# Start of SUPPLIED INFORMATION
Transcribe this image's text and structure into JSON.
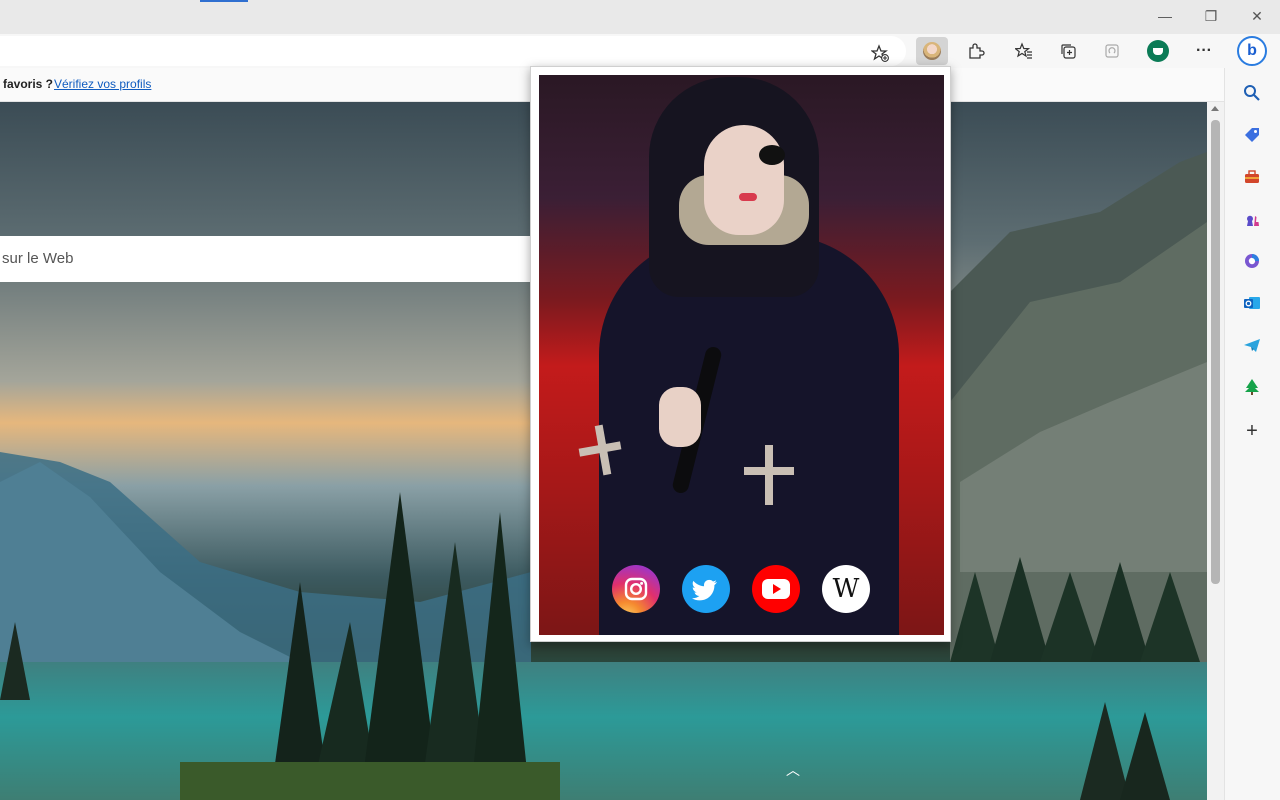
{
  "window": {
    "minimize_glyph": "—",
    "restore_glyph": "❐",
    "close_glyph": "✕"
  },
  "toolbar": {
    "icons": [
      "add-favorite-icon",
      "extension-avatar-icon",
      "extensions-icon",
      "favorites-icon",
      "collections-icon",
      "browser-essentials-icon",
      "coffee-cup-icon",
      "more-icon",
      "bing-icon"
    ],
    "more_glyph": "···",
    "bing_glyph": "b"
  },
  "favorites_bar": {
    "question": "favoris ?",
    "link": "Vérifiez vos profils"
  },
  "page": {
    "search_placeholder": "sur le Web",
    "chevron_glyph": "︿"
  },
  "popup": {
    "social_links": [
      "instagram",
      "twitter",
      "youtube",
      "wikipedia"
    ],
    "wikipedia_glyph": "W"
  },
  "sidebar": {
    "icons": [
      "search-icon",
      "shopping-tag-icon",
      "tools-icon",
      "games-icon",
      "office-icon",
      "outlook-icon",
      "telegram-icon",
      "tree-icon",
      "add-icon"
    ],
    "add_glyph": "+"
  },
  "colors": {
    "accent": "#2f6fd0",
    "link": "#0f5bbf",
    "twitter": "#1da1f2",
    "youtube": "#ff0000"
  }
}
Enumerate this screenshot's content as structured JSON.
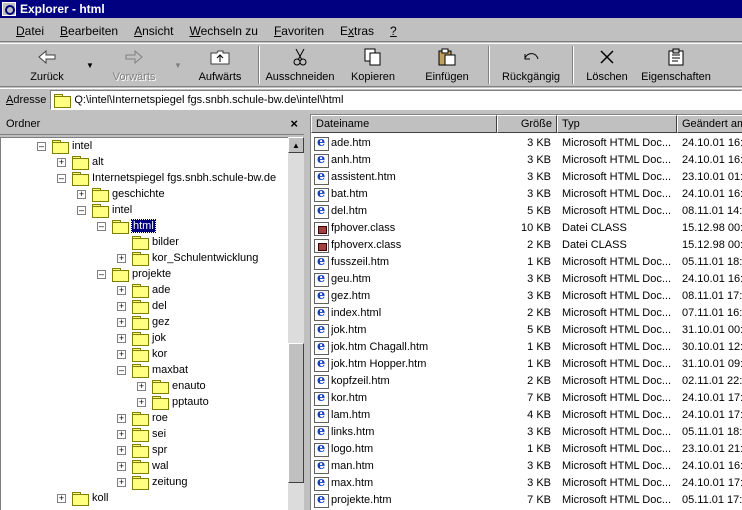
# End of SUPPLIED INFORMATION
_SHORT EXERCISE_
Working from the lines above, reproduce the material exactly and exclude its pictures.

_EXERCISE RESULT_
Transcribe this image's text and structure into JSON.
{
  "window": {
    "minimize_glyph": "—",
    "restore_glyph": "❐",
    "close_glyph": "✕"
  },
  "toolbar": {
    "icons": [
      "add-favorite-icon",
      "extension-avatar-icon",
      "extensions-icon",
      "favorites-icon",
      "collections-icon",
      "browser-essentials-icon",
      "coffee-cup-icon",
      "more-icon",
      "bing-icon"
    ],
    "more_glyph": "···",
    "bing_glyph": "b"
  },
  "favorites_bar": {
    "question": "favoris ?",
    "link": "Vérifiez vos profils"
  },
  "page": {
    "search_placeholder": "sur le Web",
    "chevron_glyph": "︿"
  },
  "popup": {
    "social_links": [
      "instagram",
      "twitter",
      "youtube",
      "wikipedia"
    ],
    "wikipedia_glyph": "W"
  },
  "sidebar": {
    "icons": [
      "search-icon",
      "shopping-tag-icon",
      "tools-icon",
      "games-icon",
      "office-icon",
      "outlook-icon",
      "telegram-icon",
      "tree-icon",
      "add-icon"
    ],
    "add_glyph": "+"
  },
  "colors": {
    "accent": "#2f6fd0",
    "link": "#0f5bbf",
    "twitter": "#1da1f2",
    "youtube": "#ff0000"
  }
}
Enumerate this screenshot's content as structured JSON.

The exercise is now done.